+++ Supplied information +++
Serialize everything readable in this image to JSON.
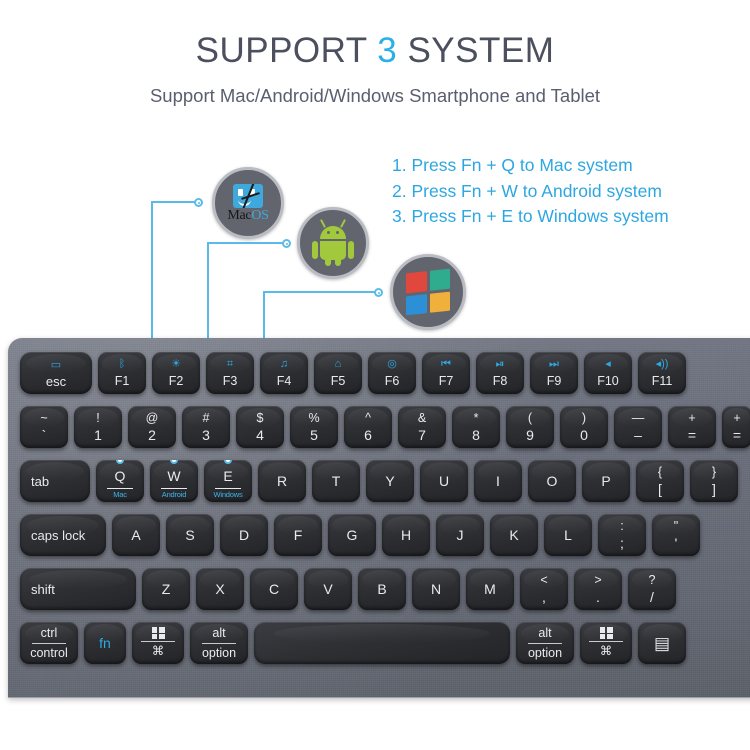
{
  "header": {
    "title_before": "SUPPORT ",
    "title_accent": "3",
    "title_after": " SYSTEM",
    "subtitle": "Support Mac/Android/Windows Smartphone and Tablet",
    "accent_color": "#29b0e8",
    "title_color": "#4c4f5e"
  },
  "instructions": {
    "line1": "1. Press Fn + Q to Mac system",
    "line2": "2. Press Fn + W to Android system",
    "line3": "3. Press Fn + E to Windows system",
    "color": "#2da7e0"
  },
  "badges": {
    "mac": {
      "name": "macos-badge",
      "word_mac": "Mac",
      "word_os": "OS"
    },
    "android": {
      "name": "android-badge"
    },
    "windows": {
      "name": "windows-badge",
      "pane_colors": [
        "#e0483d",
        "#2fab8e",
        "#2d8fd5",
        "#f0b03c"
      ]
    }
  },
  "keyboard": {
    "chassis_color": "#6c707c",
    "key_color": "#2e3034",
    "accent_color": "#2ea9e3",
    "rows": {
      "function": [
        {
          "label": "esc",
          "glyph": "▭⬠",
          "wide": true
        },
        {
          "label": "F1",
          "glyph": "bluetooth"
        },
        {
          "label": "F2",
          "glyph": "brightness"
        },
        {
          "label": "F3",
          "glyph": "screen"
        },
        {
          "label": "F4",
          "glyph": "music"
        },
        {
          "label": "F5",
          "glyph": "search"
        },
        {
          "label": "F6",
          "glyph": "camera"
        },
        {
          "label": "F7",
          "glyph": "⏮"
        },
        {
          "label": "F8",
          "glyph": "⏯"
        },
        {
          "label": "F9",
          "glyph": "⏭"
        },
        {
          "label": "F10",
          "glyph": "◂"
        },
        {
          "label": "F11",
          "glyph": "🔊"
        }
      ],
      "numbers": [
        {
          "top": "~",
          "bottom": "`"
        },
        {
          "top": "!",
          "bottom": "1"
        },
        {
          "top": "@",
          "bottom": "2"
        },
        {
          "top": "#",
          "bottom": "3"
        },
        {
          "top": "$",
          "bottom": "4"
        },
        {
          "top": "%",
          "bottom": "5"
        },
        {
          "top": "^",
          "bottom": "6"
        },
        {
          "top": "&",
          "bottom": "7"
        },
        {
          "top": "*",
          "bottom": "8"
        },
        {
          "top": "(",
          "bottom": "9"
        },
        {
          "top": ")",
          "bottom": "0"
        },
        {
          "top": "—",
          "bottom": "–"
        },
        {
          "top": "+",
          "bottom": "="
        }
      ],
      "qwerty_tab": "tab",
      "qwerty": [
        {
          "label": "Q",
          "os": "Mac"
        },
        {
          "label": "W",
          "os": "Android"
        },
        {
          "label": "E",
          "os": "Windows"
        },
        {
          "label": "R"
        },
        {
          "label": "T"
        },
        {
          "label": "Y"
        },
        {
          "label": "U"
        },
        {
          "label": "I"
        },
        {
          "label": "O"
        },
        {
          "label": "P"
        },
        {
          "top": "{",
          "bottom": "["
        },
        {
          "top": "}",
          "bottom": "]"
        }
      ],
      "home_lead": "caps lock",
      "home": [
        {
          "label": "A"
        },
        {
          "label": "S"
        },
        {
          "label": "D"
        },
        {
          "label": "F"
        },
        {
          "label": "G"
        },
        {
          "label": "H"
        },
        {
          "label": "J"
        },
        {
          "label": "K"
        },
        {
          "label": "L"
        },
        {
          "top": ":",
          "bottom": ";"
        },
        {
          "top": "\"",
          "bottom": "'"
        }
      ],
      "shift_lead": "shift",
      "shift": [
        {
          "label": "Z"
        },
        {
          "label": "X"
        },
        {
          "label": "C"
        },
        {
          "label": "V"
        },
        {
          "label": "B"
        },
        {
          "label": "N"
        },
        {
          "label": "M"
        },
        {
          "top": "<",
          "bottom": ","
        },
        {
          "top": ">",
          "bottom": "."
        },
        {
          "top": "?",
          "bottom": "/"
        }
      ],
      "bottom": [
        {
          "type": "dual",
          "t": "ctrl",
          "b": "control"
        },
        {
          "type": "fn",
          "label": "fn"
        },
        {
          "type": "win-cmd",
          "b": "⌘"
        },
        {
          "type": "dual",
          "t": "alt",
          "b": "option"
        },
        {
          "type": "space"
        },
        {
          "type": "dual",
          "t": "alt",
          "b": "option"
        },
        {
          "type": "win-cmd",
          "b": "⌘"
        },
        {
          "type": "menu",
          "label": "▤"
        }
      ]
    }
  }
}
+++
+++ Supplied information +++
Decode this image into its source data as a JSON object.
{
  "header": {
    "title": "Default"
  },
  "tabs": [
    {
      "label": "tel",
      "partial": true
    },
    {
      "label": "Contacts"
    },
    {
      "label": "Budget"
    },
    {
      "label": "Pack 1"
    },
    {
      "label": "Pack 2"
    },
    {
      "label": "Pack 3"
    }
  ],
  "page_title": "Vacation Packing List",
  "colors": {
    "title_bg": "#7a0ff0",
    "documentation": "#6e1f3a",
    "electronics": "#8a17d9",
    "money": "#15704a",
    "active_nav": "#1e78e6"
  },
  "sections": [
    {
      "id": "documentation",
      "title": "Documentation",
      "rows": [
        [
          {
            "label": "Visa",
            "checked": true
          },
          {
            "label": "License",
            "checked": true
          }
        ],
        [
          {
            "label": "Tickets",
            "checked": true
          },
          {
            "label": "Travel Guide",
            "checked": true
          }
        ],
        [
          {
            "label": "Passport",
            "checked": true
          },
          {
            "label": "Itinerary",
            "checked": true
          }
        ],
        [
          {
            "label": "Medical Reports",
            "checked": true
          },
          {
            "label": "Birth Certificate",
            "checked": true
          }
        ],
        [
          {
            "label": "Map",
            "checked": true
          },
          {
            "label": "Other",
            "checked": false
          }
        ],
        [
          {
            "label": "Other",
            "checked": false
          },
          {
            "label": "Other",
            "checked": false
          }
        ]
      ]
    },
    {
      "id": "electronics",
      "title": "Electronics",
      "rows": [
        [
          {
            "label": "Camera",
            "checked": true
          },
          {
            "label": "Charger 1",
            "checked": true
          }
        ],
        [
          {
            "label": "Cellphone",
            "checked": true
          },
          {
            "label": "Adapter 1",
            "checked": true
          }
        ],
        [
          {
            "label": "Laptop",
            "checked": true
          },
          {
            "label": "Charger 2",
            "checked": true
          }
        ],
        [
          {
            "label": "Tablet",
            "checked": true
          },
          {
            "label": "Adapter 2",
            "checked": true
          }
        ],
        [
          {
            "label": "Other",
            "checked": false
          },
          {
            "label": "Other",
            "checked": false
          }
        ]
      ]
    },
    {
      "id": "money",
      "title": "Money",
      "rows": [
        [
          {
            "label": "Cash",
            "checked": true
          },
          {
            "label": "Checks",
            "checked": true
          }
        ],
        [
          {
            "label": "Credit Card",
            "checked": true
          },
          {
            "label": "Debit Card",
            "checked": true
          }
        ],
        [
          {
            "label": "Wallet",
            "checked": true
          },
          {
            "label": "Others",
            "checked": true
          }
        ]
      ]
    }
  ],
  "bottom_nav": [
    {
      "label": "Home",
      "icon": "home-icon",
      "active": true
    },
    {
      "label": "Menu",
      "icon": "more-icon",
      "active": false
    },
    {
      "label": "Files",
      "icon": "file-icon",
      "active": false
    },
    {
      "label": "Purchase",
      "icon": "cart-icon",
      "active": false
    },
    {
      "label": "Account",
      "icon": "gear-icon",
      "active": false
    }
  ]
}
+++
What is asked | Track down every line of the material containing the string "glyph", and copy it.

Task answer |
          "glyph": "▭⬠",
          "glyph": "bluetooth"
          "glyph": "brightness"
          "glyph": "screen"
          "glyph": "music"
          "glyph": "search"
          "glyph": "camera"
          "glyph": "⏮"
          "glyph": "⏯"
          "glyph": "⏭"
          "glyph": "◂"
          "glyph": "🔊"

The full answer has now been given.